▶

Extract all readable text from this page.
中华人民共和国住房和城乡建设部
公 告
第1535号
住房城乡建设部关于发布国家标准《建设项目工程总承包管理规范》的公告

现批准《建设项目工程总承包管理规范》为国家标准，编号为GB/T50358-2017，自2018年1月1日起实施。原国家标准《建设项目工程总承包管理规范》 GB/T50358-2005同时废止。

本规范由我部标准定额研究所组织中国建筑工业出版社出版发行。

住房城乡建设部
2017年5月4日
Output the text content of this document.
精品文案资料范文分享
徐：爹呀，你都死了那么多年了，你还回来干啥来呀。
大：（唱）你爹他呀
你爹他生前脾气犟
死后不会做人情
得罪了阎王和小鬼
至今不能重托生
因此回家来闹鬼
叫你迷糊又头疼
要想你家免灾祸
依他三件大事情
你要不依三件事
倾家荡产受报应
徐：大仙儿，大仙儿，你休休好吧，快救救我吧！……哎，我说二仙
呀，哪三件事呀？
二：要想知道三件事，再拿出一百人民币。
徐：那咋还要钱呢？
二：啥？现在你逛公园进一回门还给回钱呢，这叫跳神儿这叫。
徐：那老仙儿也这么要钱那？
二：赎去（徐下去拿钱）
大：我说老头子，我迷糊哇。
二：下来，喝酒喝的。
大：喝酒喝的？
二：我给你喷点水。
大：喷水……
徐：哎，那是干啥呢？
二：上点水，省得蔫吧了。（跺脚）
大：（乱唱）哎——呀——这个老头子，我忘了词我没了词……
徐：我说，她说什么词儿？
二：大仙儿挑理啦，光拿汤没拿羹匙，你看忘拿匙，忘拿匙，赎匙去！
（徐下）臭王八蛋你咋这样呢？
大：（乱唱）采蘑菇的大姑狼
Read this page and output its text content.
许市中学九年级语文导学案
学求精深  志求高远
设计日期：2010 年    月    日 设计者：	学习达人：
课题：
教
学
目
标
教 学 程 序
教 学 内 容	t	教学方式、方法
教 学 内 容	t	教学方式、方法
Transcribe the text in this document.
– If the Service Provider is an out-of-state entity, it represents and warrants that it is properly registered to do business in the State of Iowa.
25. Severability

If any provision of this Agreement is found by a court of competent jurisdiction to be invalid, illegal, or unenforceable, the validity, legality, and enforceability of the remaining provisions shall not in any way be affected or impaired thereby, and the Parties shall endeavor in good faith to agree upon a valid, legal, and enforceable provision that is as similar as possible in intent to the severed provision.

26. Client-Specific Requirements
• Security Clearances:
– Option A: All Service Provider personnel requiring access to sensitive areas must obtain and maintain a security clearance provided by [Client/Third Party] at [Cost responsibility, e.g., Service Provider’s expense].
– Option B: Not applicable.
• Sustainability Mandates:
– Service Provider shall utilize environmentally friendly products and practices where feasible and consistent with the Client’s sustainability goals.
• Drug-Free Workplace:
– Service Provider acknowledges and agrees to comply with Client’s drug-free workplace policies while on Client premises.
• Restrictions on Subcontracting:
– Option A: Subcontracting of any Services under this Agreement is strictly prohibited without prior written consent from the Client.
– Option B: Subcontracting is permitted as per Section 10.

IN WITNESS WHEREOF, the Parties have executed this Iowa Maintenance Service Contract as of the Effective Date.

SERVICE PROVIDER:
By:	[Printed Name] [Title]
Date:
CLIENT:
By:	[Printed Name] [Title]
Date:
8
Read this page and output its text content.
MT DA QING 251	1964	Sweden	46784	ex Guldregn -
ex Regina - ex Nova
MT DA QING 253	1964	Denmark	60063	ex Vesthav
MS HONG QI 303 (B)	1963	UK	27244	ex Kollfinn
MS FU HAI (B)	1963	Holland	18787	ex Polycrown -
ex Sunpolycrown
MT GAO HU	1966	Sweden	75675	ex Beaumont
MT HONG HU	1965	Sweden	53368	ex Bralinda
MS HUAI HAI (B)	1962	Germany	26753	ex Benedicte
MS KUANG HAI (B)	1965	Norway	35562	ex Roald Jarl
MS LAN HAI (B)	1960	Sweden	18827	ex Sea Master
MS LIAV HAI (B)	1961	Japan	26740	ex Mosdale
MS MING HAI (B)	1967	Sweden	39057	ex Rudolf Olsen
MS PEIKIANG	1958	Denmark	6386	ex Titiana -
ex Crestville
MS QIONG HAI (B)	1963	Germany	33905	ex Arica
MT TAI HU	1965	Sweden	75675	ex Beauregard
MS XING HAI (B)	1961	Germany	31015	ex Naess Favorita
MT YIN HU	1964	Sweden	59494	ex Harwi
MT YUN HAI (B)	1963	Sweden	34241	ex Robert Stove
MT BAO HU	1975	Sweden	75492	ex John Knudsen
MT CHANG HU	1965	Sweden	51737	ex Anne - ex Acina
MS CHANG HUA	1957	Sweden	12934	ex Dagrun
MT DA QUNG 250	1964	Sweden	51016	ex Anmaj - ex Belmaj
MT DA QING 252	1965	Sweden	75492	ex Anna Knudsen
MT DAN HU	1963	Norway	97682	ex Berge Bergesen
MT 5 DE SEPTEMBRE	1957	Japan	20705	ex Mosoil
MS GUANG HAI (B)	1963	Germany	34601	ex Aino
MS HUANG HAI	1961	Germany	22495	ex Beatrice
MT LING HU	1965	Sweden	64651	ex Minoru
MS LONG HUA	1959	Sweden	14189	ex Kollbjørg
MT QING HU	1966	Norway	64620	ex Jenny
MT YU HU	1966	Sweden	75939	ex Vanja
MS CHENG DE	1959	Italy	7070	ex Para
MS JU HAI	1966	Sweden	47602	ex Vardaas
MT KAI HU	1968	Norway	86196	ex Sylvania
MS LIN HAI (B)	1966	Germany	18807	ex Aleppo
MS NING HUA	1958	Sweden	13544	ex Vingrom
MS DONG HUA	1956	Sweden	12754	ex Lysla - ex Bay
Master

◀

▸ **OBJECTIVE**
Which lines contain "Iowa"? Show each of them.

▸ **ANSWER TO THE PROBLEM**
– If the Service Provider is an out-of-state entity, it represents and warrants that it is properly registered to do business in the State of Iowa.
IN WITNESS WHEREOF, the Parties have executed this Iowa Maintenance Service Contract as of the Effective Date.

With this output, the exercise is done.